Collected data:
┄┄┄┄┄┄

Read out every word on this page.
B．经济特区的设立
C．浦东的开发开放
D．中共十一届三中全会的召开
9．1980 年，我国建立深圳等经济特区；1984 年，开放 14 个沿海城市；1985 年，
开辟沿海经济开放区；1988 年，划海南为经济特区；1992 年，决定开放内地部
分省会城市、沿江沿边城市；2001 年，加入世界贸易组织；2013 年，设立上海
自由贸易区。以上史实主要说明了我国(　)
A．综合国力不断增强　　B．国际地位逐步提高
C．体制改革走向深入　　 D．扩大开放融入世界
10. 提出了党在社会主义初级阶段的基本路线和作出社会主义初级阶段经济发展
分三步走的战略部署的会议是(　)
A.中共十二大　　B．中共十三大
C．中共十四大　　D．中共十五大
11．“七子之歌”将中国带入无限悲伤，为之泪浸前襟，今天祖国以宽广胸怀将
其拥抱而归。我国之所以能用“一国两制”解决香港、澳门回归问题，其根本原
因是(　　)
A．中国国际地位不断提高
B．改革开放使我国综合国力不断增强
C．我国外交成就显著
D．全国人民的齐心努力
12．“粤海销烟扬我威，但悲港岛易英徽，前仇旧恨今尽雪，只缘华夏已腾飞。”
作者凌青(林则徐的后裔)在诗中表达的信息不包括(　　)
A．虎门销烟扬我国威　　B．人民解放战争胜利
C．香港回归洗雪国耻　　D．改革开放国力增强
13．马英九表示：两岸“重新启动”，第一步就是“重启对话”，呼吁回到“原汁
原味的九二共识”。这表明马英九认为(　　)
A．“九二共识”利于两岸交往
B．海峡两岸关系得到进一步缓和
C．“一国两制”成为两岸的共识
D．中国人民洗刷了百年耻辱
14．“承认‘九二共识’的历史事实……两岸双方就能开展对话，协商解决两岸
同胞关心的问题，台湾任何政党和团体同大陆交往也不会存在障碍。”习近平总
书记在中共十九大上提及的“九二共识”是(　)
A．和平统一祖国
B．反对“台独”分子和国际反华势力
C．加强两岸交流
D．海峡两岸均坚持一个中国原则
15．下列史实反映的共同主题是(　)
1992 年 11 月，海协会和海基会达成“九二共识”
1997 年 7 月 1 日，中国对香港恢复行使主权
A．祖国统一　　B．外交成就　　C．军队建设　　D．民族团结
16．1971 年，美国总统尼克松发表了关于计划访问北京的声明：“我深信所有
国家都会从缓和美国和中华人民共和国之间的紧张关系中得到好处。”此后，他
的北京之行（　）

┄┄┄┄┄┄

## Task details
Print the listing above in its entirety, with every line exact.

## Response to this task
Read out every word on this page.
B．经济特区的设立
C．浦东的开发开放
D．中共十一届三中全会的召开
9．1980 年，我国建立深圳等经济特区；1984 年，开放 14 个沿海城市；1985 年，
开辟沿海经济开放区；1988 年，划海南为经济特区；1992 年，决定开放内地部
分省会城市、沿江沿边城市；2001 年，加入世界贸易组织；2013 年，设立上海
自由贸易区。以上史实主要说明了我国(　)
A．综合国力不断增强　　B．国际地位逐步提高
C．体制改革走向深入　　 D．扩大开放融入世界
10. 提出了党在社会主义初级阶段的基本路线和作出社会主义初级阶段经济发展
分三步走的战略部署的会议是(　)
A.中共十二大　　B．中共十三大
C．中共十四大　　D．中共十五大
11．“七子之歌”将中国带入无限悲伤，为之泪浸前襟，今天祖国以宽广胸怀将
其拥抱而归。我国之所以能用“一国两制”解决香港、澳门回归问题，其根本原
因是(　　)
A．中国国际地位不断提高
B．改革开放使我国综合国力不断增强
C．我国外交成就显著
D．全国人民的齐心努力
12．“粤海销烟扬我威，但悲港岛易英徽，前仇旧恨今尽雪，只缘华夏已腾飞。”
作者凌青(林则徐的后裔)在诗中表达的信息不包括(　　)
A．虎门销烟扬我国威　　B．人民解放战争胜利
C．香港回归洗雪国耻　　D．改革开放国力增强
13．马英九表示：两岸“重新启动”，第一步就是“重启对话”，呼吁回到“原汁
原味的九二共识”。这表明马英九认为(　　)
A．“九二共识”利于两岸交往
B．海峡两岸关系得到进一步缓和
C．“一国两制”成为两岸的共识
D．中国人民洗刷了百年耻辱
14．“承认‘九二共识’的历史事实……两岸双方就能开展对话，协商解决两岸
同胞关心的问题，台湾任何政党和团体同大陆交往也不会存在障碍。”习近平总
书记在中共十九大上提及的“九二共识”是(　)
A．和平统一祖国
B．反对“台独”分子和国际反华势力
C．加强两岸交流
D．海峡两岸均坚持一个中国原则
15．下列史实反映的共同主题是(　)
1992 年 11 月，海协会和海基会达成“九二共识”
1997 年 7 月 1 日，中国对香港恢复行使主权
A．祖国统一　　B．外交成就　　C．军队建设　　D．民族团结
16．1971 年，美国总统尼克松发表了关于计划访问北京的声明：“我深信所有
国家都会从缓和美国和中华人民共和国之间的紧张关系中得到好处。”此后，他
的北京之行（　）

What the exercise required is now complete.